▶ **The problem**
Pick out each line below containing "Output".

▶ **Provided information**
begin
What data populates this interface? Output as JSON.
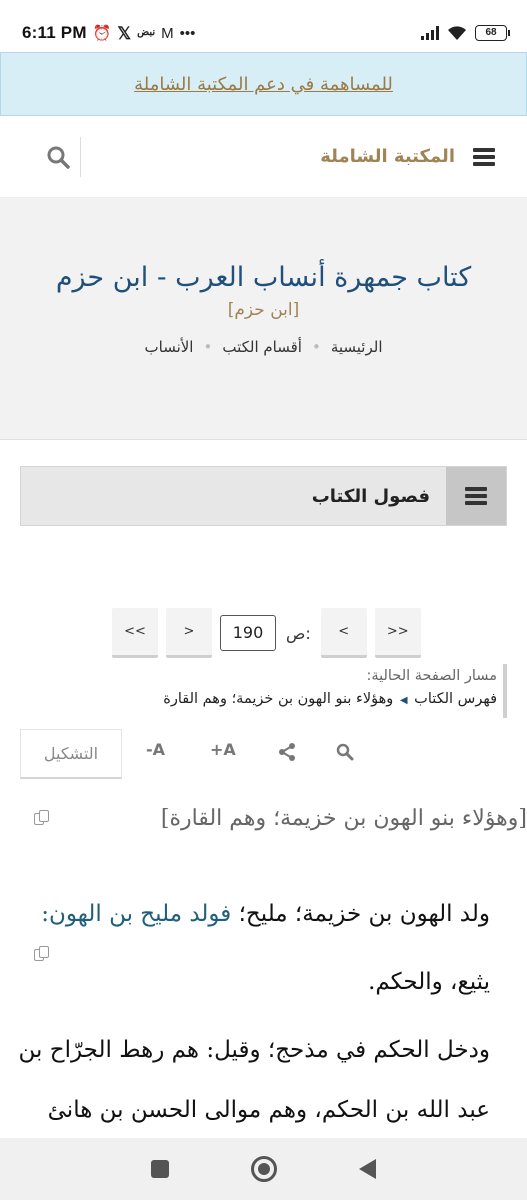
{
  "status_bar": {
    "time": "6:11 PM",
    "alarm_icon": "alarm-icon",
    "x_app": "𝕏",
    "carrier_label": "نبض",
    "gmail_icon": "M",
    "more": "•••",
    "battery": "68"
  },
  "donate_banner": {
    "text": "للمساهمة في دعم المكتبة الشاملة"
  },
  "header": {
    "brand": "المكتبة الشاملة",
    "menu_icon": "hamburger-icon",
    "search_icon": "search-icon"
  },
  "book": {
    "title": "كتاب جمهرة أنساب العرب - ابن حزم",
    "author": "[ابن حزم]",
    "breadcrumbs": [
      "الرئيسية",
      "أقسام الكتب",
      "الأنساب"
    ]
  },
  "chapters": {
    "label": "فصول الكتاب"
  },
  "pagination": {
    "first": "<<",
    "prev": "<",
    "page_label": "ص:",
    "page_value": "190",
    "next": ">",
    "last": ">>"
  },
  "path": {
    "label": "مسار الصفحة الحالية:",
    "root": "فهرس الكتاب",
    "current": "وهؤلاء بنو الهون بن خزيمة؛ وهم القارة"
  },
  "toolbar": {
    "tashkeel": "التشكيل",
    "font_decrease": "-A",
    "font_increase": "+A",
    "share_icon": "share-icon",
    "search_icon": "search-icon"
  },
  "content": {
    "heading": "[وهؤلاء بنو الهون بن خزيمة؛ وهم القارة]",
    "p1_plain": "ولد الهون بن خزيمة؛ مليح؛ ",
    "p1_highlight": "فولد مليح بن الهون:",
    "p1_line2": "يثيع، والحكم.",
    "p2_line1": "ودخل الحكم في مذحج؛ وقيل: هم رهط الجرّاح بن",
    "p2_line2": "عبد الله بن الحكم، وهم موالى الحسن بن هانئ"
  }
}
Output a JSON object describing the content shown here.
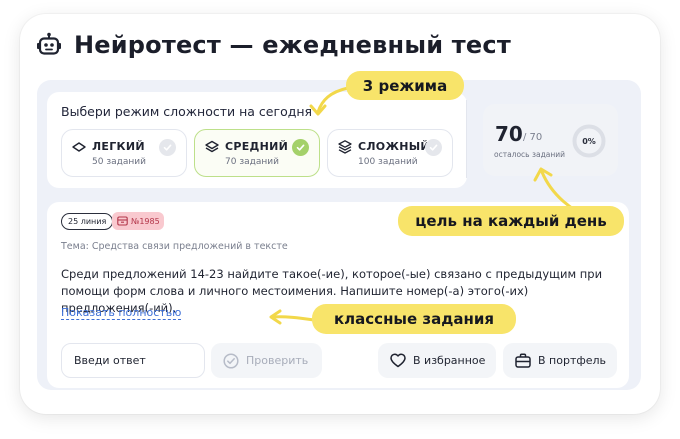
{
  "header": {
    "title": "Нейротест — ежедневный тест",
    "icon": "robot-icon"
  },
  "modes": {
    "title": "Выбери режим сложности на сегодня",
    "items": [
      {
        "name": "ЛЕГКИЙ",
        "count": "50 заданий",
        "icon": "layer-single-icon",
        "selected": false
      },
      {
        "name": "СРЕДНИЙ",
        "count": "70 заданий",
        "icon": "layers-double-icon",
        "selected": true
      },
      {
        "name": "СЛОЖНЫЙ",
        "count": "100 заданий",
        "icon": "layers-triple-icon",
        "selected": false
      }
    ]
  },
  "goal": {
    "remaining": "70",
    "total": "/ 70",
    "label": "осталось заданий",
    "progress_label": "0%",
    "progress": 0
  },
  "task": {
    "line_tag": "25 линия",
    "number_tag": "№1985",
    "topic": "Тема: Средства связи предложений в тексте",
    "text": "Среди предложений 14-23 найдите такое(-ие), которое(-ые) связано с предыдущим при помощи форм слова и личного местоимения. Напишите номер(-а) этого(-их) предложения(-ий).",
    "show_more": "Показать полностью",
    "answer_placeholder": "Введи ответ",
    "check_label": "Проверить",
    "favorite_label": "В избранное",
    "portfolio_label": "В портфель"
  },
  "annotations": {
    "modes_callout": "3 режима",
    "goal_callout": "цель на каждый день",
    "tasks_callout": "классные задания"
  },
  "colors": {
    "accent_green": "#a4d16a",
    "highlight_yellow": "#f8e46a",
    "tag_pink": "#f9c9cf",
    "link_blue": "#3d6fd6"
  }
}
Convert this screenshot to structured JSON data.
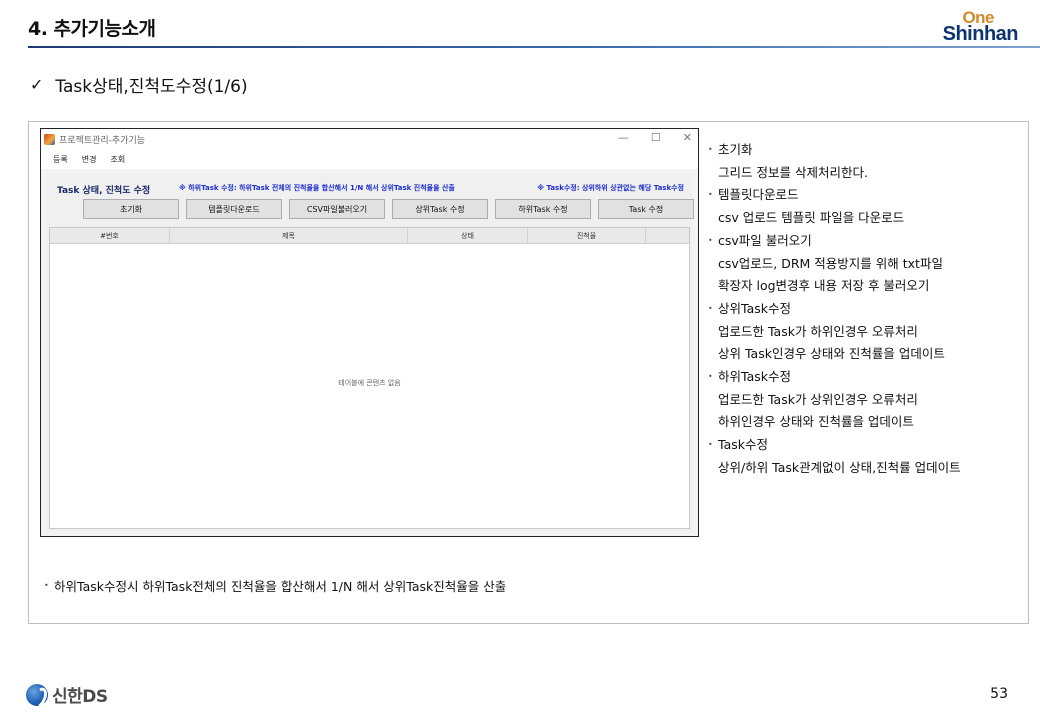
{
  "header": {
    "title": "4. 추가기능소개",
    "logo_one": "One",
    "logo_shinhan": "Shinhan"
  },
  "subtitle": {
    "check_icon": "✓",
    "text": "Task상태,진척도수정(1/6)"
  },
  "app": {
    "window_title": "프로젝트관리-추가기능",
    "controls": {
      "minimize": "—",
      "maximize": "☐",
      "close": "✕"
    },
    "menu": [
      "등록",
      "변경",
      "조회"
    ],
    "panel_title": "Task 상태, 진척도 수정",
    "note_left": "※ 하위Task 수정: 하위Task 전체의 진척율을 합산해서 1/N 해서 상위Task 진척율을 산출",
    "note_right": "※ Task수정: 상위하위 상관없는 해당 Task수정",
    "buttons": [
      "초기화",
      "템플릿다운로드",
      "CSV파일불러오기",
      "상위Task 수정",
      "하위Task 수정",
      "Task 수정"
    ],
    "grid_columns": [
      "#번호",
      "제목",
      "상태",
      "진척율"
    ],
    "grid_empty": "테이블에 콘텐츠 없음"
  },
  "description": {
    "bullet": "•",
    "items": [
      {
        "title": "초기화",
        "lines": [
          "그리드 정보를 삭제처리한다."
        ]
      },
      {
        "title": "템플릿다운로드",
        "lines": [
          "csv 업로드 템플릿 파일을 다운로드"
        ]
      },
      {
        "title": "csv파일 불러오기",
        "lines": [
          "csv업로드, DRM 적용방지를 위해 txt파일",
          "확장자 log변경후 내용 저장 후 불러오기"
        ]
      },
      {
        "title": "상위Task수정",
        "lines": [
          "업로드한 Task가 하위인경우 오류처리",
          "상위 Task인경우 상태와 진척률을 업데이트"
        ]
      },
      {
        "title": "하위Task수정",
        "lines": [
          "업로드한 Task가 상위인경우 오류처리",
          "하위인경우 상태와 진척률을 업데이트"
        ]
      },
      {
        "title": "Task수정",
        "lines": [
          "상위/하위 Task관계없이 상태,진척률 업데이트"
        ]
      }
    ]
  },
  "bottom_note": "하위Task수정시 하위Task전체의 진척율을 합산해서 1/N 해서 상위Task진척율을 산출",
  "footer": {
    "company": "신한DS",
    "page_number": "53"
  },
  "colors": {
    "brand_navy": "#0c3470",
    "brand_orange": "#d48a2a",
    "note_blue": "#1e2fd0"
  }
}
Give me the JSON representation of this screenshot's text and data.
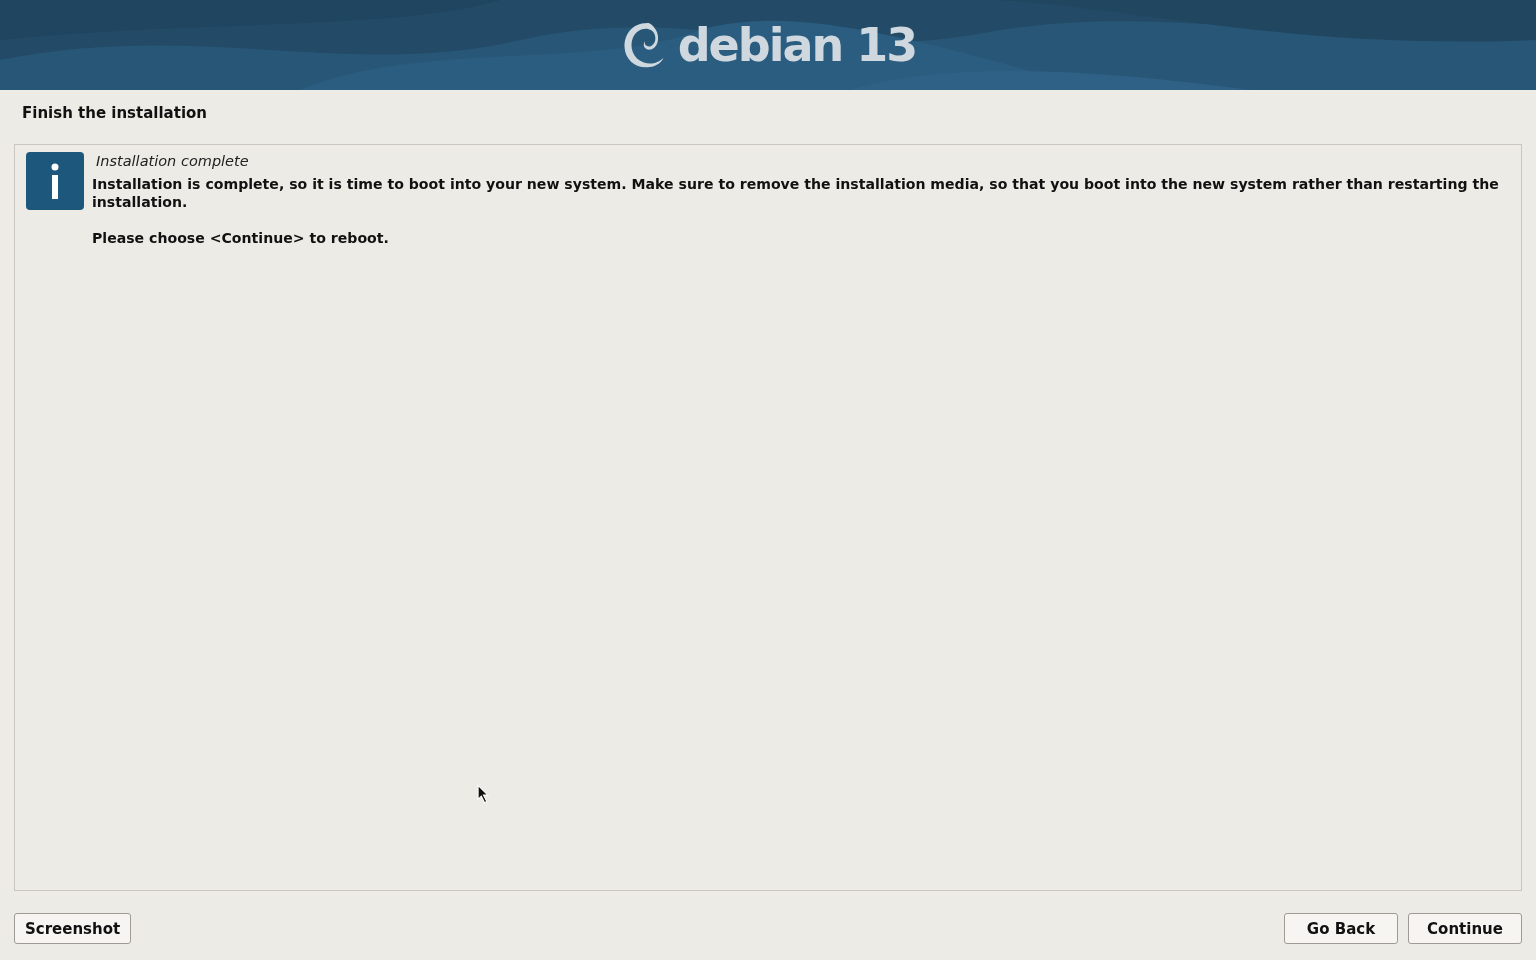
{
  "header": {
    "logo_text": "debian 13"
  },
  "page_title": "Finish the installation",
  "message": {
    "title": "Installation complete",
    "paragraphs": [
      "Installation is complete, so it is time to boot into your new system. Make sure to remove the installation media, so that you boot into the new system rather than restarting the installation.",
      "Please choose <Continue> to reboot."
    ]
  },
  "buttons_left": [
    "Screenshot"
  ],
  "buttons_right": [
    "Go Back",
    "Continue"
  ]
}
end
▶ **Right answer**
What data populates this interface? Output as JSON.
Output a JSON object describing the content shown here.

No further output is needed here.